**PROBLEM DESCRIPTION**
Note each line where "text" appears, and copy it.

((

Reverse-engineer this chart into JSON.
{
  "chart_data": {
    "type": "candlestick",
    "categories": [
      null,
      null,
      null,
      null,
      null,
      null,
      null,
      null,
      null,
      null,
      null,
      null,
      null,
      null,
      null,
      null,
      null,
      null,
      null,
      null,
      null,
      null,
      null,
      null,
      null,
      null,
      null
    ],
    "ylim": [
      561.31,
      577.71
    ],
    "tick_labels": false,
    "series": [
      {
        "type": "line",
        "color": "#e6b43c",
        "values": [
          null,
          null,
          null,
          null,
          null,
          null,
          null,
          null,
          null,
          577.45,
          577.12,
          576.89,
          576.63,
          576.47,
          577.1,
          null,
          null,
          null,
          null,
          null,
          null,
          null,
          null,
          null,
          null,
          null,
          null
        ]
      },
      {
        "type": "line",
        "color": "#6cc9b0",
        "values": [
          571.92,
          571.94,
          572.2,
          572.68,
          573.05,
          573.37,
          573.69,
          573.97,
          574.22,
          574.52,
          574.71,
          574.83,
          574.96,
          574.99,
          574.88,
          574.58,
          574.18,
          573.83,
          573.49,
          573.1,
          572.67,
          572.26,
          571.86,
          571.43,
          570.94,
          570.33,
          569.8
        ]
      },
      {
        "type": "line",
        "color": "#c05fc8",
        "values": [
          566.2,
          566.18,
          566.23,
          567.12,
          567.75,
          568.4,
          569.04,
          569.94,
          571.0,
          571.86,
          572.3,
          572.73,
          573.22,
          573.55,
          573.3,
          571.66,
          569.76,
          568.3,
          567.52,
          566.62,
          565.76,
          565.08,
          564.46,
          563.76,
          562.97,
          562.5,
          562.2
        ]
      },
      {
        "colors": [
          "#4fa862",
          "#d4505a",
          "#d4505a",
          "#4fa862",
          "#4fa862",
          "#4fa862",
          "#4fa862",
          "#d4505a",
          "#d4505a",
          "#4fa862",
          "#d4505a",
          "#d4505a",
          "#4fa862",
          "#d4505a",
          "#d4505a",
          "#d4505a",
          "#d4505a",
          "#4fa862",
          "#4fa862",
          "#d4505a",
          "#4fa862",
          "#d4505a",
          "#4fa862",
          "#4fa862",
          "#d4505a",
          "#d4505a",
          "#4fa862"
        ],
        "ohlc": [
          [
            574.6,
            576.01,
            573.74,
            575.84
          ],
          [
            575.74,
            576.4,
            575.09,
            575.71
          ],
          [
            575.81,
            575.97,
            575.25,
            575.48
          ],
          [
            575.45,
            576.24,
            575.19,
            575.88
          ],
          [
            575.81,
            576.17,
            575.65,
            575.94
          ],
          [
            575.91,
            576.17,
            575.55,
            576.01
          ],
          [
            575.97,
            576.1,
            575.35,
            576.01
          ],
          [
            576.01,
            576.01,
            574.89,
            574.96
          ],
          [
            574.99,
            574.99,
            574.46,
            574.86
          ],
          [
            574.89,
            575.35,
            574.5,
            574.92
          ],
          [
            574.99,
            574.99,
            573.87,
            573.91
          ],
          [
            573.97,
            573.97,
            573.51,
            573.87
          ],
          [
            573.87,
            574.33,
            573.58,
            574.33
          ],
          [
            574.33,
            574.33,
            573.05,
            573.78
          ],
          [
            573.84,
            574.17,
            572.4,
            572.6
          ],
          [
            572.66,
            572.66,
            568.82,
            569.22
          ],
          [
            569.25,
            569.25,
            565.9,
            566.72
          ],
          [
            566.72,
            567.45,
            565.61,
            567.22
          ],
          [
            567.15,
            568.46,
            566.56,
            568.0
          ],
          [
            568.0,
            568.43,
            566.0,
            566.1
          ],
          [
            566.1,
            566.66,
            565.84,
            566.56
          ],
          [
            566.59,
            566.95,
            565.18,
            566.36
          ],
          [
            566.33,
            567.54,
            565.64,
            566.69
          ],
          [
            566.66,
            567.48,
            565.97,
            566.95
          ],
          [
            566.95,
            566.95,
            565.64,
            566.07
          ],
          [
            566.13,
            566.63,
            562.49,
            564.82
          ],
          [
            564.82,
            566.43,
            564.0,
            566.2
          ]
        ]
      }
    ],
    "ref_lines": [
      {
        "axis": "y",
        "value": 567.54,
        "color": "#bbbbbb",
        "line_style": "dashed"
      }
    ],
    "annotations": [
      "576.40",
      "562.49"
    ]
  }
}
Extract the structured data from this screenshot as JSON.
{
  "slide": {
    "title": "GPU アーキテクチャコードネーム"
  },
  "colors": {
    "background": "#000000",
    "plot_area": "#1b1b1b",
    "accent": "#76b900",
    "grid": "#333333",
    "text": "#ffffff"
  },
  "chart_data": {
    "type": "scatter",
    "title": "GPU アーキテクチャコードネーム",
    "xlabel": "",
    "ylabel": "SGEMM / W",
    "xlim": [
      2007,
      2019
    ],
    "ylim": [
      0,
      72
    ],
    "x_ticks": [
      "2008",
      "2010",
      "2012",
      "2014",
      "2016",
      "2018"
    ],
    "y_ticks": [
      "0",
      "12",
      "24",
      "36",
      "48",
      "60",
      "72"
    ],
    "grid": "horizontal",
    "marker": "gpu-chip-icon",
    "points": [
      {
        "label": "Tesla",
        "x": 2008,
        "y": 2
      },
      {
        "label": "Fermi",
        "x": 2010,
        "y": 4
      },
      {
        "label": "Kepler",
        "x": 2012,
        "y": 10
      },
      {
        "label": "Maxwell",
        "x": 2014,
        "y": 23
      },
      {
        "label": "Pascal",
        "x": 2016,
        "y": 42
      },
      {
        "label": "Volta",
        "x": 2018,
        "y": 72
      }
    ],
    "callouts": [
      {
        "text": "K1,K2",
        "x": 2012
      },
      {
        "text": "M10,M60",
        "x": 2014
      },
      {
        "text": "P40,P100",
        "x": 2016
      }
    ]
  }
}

))

**RESULT OF THIS TASK**
    "text": "#ffffff"
        "text": "K1,K2",
        "text": "M10,M60",
        "text": "P40,P100",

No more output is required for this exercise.